Exercise instructions » Each record must be retyped in full. No character may differ.
········
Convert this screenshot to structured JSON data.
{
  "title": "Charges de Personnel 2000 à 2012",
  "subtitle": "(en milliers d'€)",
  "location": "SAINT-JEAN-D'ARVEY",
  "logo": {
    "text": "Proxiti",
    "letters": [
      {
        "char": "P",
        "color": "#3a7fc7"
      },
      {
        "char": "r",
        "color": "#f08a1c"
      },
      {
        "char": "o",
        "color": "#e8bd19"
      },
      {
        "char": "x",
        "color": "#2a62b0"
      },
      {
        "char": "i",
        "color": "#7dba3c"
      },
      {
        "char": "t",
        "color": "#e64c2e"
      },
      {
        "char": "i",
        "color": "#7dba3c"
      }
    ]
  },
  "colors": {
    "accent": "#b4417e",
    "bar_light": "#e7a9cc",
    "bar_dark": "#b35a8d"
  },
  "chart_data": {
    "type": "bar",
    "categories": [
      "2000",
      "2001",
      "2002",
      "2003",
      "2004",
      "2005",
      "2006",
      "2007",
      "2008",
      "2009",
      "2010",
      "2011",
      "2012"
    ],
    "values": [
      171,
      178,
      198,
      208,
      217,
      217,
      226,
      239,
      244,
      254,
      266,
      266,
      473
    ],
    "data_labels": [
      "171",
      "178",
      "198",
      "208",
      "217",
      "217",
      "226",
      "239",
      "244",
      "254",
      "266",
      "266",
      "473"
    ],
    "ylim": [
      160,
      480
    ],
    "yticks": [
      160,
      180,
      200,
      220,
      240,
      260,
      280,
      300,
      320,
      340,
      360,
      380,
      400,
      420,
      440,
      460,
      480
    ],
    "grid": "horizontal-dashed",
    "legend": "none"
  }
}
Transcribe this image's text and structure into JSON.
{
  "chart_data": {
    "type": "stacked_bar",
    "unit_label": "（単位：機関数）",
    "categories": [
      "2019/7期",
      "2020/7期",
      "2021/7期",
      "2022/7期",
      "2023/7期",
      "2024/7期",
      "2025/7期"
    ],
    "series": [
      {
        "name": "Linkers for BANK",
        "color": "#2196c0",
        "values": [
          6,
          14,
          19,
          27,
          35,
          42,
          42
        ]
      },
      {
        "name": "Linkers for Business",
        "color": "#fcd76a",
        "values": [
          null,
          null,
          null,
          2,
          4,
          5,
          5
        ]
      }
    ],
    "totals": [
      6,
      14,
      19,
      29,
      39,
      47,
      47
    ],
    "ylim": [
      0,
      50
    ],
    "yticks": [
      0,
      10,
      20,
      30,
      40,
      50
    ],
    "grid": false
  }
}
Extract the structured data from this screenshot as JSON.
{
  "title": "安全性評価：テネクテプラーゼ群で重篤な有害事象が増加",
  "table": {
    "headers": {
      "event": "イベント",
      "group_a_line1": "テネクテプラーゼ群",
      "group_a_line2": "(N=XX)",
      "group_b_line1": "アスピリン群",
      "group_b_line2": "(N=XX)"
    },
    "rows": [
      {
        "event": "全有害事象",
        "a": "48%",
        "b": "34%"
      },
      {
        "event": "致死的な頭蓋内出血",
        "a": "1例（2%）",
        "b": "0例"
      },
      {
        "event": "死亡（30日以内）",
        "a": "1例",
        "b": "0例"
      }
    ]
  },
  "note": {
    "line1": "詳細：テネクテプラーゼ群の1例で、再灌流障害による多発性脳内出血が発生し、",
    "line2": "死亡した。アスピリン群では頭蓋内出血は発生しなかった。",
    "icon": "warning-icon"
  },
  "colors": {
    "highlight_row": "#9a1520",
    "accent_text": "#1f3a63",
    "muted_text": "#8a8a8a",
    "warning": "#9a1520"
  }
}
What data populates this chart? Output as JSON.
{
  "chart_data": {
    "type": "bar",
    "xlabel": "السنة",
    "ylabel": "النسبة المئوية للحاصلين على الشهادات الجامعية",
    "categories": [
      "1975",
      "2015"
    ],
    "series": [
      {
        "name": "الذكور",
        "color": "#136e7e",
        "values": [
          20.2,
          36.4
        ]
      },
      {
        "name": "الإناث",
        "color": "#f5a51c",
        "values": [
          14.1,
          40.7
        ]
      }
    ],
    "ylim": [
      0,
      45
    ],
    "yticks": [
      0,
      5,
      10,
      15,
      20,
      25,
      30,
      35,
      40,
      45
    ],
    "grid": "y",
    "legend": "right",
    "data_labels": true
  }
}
········
Result for this task »
Convert this screenshot to structured JSON data.
{
  "title": "Charges de Personnel 2000 à 2012",
  "subtitle": "(en milliers d'€)",
  "location": "SAINT-JEAN-D'ARVEY",
  "logo": {
    "text": "Proxiti",
    "letters": [
      {
        "char": "P",
        "color": "#3a7fc7"
      },
      {
        "char": "r",
        "color": "#f08a1c"
      },
      {
        "char": "o",
        "color": "#e8bd19"
      },
      {
        "char": "x",
        "color": "#2a62b0"
      },
      {
        "char": "i",
        "color": "#7dba3c"
      },
      {
        "char": "t",
        "color": "#e64c2e"
      },
      {
        "char": "i",
        "color": "#7dba3c"
      }
    ]
  },
  "colors": {
    "accent": "#b4417e",
    "bar_light": "#e7a9cc",
    "bar_dark": "#b35a8d"
  },
  "chart_data": {
    "type": "bar",
    "categories": [
      "2000",
      "2001",
      "2002",
      "2003",
      "2004",
      "2005",
      "2006",
      "2007",
      "2008",
      "2009",
      "2010",
      "2011",
      "2012"
    ],
    "values": [
      171,
      178,
      198,
      208,
      217,
      217,
      226,
      239,
      244,
      254,
      266,
      266,
      473
    ],
    "data_labels": [
      "171",
      "178",
      "198",
      "208",
      "217",
      "217",
      "226",
      "239",
      "244",
      "254",
      "266",
      "266",
      "473"
    ],
    "ylim": [
      160,
      480
    ],
    "yticks": [
      160,
      180,
      200,
      220,
      240,
      260,
      280,
      300,
      320,
      340,
      360,
      380,
      400,
      420,
      440,
      460,
      480
    ],
    "grid": "horizontal-dashed",
    "legend": "none"
  }
}
Transcribe this image's text and structure into JSON.
{
  "chart_data": {
    "type": "stacked_bar",
    "unit_label": "（単位：機関数）",
    "categories": [
      "2019/7期",
      "2020/7期",
      "2021/7期",
      "2022/7期",
      "2023/7期",
      "2024/7期",
      "2025/7期"
    ],
    "series": [
      {
        "name": "Linkers for BANK",
        "color": "#2196c0",
        "values": [
          6,
          14,
          19,
          27,
          35,
          42,
          42
        ]
      },
      {
        "name": "Linkers for Business",
        "color": "#fcd76a",
        "values": [
          null,
          null,
          null,
          2,
          4,
          5,
          5
        ]
      }
    ],
    "totals": [
      6,
      14,
      19,
      29,
      39,
      47,
      47
    ],
    "ylim": [
      0,
      50
    ],
    "yticks": [
      0,
      10,
      20,
      30,
      40,
      50
    ],
    "grid": false
  }
}
Extract the structured data from this screenshot as JSON.
{
  "title": "安全性評価：テネクテプラーゼ群で重篤な有害事象が増加",
  "table": {
    "headers": {
      "event": "イベント",
      "group_a_line1": "テネクテプラーゼ群",
      "group_a_line2": "(N=XX)",
      "group_b_line1": "アスピリン群",
      "group_b_line2": "(N=XX)"
    },
    "rows": [
      {
        "event": "全有害事象",
        "a": "48%",
        "b": "34%"
      },
      {
        "event": "致死的な頭蓋内出血",
        "a": "1例（2%）",
        "b": "0例"
      },
      {
        "event": "死亡（30日以内）",
        "a": "1例",
        "b": "0例"
      }
    ]
  },
  "note": {
    "line1": "詳細：テネクテプラーゼ群の1例で、再灌流障害による多発性脳内出血が発生し、",
    "line2": "死亡した。アスピリン群では頭蓋内出血は発生しなかった。",
    "icon": "warning-icon"
  },
  "colors": {
    "highlight_row": "#9a1520",
    "accent_text": "#1f3a63",
    "muted_text": "#8a8a8a",
    "warning": "#9a1520"
  }
}
What data populates this chart? Output as JSON.
{
  "chart_data": {
    "type": "bar",
    "xlabel": "السنة",
    "ylabel": "النسبة المئوية للحاصلين على الشهادات الجامعية",
    "categories": [
      "1975",
      "2015"
    ],
    "series": [
      {
        "name": "الذكور",
        "color": "#136e7e",
        "values": [
          20.2,
          36.4
        ]
      },
      {
        "name": "الإناث",
        "color": "#f5a51c",
        "values": [
          14.1,
          40.7
        ]
      }
    ],
    "ylim": [
      0,
      45
    ],
    "yticks": [
      0,
      5,
      10,
      15,
      20,
      25,
      30,
      35,
      40,
      45
    ],
    "grid": "y",
    "legend": "right",
    "data_labels": true
  }
}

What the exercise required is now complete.